[Collected data]
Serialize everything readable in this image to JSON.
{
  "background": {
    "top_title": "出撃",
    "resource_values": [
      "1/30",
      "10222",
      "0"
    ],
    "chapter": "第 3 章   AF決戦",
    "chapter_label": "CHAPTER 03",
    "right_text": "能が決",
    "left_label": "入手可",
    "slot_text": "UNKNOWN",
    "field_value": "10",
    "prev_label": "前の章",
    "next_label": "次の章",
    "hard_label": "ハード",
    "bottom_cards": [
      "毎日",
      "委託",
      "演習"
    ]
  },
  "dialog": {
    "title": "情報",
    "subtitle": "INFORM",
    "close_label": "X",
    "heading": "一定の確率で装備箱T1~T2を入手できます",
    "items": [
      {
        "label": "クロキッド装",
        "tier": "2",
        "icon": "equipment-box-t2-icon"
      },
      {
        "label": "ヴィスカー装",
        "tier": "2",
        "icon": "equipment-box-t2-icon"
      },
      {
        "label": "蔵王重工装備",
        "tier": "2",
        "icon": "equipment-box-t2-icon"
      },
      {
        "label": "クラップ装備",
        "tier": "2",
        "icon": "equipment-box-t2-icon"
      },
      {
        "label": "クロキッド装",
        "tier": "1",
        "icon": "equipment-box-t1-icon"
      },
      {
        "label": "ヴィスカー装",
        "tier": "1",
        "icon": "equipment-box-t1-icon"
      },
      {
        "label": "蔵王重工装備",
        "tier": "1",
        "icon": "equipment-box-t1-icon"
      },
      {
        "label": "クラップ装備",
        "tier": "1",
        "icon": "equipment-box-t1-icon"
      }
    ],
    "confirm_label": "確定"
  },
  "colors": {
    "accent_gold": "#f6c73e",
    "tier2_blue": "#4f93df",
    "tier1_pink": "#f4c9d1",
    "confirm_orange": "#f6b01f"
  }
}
--
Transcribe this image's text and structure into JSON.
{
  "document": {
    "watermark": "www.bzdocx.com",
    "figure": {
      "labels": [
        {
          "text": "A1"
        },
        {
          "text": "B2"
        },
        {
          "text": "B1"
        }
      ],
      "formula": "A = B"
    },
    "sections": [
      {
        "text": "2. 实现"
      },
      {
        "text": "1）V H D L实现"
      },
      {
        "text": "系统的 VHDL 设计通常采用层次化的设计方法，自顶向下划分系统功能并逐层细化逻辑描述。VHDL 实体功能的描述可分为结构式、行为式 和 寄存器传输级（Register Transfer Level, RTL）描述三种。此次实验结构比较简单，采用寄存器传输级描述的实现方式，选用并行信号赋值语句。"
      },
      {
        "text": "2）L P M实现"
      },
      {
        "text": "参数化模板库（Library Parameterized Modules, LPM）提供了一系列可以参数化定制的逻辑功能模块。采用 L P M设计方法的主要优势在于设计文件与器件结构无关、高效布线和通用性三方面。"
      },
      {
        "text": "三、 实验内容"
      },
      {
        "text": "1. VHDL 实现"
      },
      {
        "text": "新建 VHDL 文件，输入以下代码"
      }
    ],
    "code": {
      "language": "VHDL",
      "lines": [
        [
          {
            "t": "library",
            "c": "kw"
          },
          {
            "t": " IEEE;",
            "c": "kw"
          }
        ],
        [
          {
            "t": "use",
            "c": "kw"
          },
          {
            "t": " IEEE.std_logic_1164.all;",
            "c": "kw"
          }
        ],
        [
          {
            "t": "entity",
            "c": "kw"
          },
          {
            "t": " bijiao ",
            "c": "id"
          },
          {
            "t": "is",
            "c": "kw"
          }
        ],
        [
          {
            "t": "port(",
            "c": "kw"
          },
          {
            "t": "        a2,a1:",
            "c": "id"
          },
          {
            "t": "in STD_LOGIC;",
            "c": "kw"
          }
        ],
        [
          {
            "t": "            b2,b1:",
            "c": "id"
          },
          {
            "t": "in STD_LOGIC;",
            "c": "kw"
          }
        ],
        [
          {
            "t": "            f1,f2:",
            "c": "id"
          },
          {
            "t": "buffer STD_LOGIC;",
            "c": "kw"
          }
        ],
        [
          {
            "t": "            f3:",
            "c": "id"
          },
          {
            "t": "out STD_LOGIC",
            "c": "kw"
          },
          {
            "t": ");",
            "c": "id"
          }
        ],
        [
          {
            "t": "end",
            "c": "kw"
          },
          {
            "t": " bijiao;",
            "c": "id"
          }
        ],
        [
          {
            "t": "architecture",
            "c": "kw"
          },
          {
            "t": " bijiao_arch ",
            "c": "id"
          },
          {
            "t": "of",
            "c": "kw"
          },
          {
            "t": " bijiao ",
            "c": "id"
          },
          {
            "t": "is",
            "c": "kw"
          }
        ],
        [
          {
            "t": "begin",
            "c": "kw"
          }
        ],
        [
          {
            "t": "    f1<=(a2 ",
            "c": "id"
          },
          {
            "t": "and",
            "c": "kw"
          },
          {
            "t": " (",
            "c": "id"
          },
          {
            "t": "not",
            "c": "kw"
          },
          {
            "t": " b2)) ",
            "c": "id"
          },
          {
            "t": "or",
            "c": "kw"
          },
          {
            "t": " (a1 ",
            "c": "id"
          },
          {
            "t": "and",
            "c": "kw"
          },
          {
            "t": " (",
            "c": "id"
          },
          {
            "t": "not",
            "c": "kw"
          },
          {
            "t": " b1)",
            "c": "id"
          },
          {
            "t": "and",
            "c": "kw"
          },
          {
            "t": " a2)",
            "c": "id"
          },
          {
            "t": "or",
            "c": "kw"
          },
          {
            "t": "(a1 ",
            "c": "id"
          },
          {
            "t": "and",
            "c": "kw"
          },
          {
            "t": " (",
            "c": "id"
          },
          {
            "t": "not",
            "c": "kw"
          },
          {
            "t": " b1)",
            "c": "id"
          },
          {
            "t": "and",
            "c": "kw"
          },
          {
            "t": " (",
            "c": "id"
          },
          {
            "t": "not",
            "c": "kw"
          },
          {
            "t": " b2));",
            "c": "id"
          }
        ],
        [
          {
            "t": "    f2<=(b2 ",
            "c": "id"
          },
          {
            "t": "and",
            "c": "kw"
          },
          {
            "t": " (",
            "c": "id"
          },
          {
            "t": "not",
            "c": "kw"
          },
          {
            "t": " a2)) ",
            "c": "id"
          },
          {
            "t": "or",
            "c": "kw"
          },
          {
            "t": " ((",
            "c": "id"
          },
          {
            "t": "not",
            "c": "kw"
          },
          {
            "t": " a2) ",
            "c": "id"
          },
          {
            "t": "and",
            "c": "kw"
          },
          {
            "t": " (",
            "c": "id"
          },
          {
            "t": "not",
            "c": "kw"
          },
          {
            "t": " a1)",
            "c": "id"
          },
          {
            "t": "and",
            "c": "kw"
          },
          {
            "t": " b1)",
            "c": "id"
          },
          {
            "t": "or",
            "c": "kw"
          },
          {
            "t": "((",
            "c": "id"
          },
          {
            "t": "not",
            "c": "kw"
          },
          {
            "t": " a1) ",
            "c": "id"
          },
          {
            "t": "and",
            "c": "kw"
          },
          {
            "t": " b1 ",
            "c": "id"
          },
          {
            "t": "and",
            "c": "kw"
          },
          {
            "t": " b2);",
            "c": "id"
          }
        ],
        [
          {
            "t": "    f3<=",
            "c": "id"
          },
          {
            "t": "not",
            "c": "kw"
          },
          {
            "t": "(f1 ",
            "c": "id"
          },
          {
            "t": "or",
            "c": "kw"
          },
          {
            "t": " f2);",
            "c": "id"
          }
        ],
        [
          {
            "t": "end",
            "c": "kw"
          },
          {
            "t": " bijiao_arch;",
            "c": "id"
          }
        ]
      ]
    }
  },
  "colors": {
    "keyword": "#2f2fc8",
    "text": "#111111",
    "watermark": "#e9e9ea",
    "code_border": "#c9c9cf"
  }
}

--- GIVEN REQUEST ---
Return each line where "JSON" shows up.

--- THE OUTPUT ---
Serialize everything readable in this image to JSON.
Transcribe this image's text and structure into JSON.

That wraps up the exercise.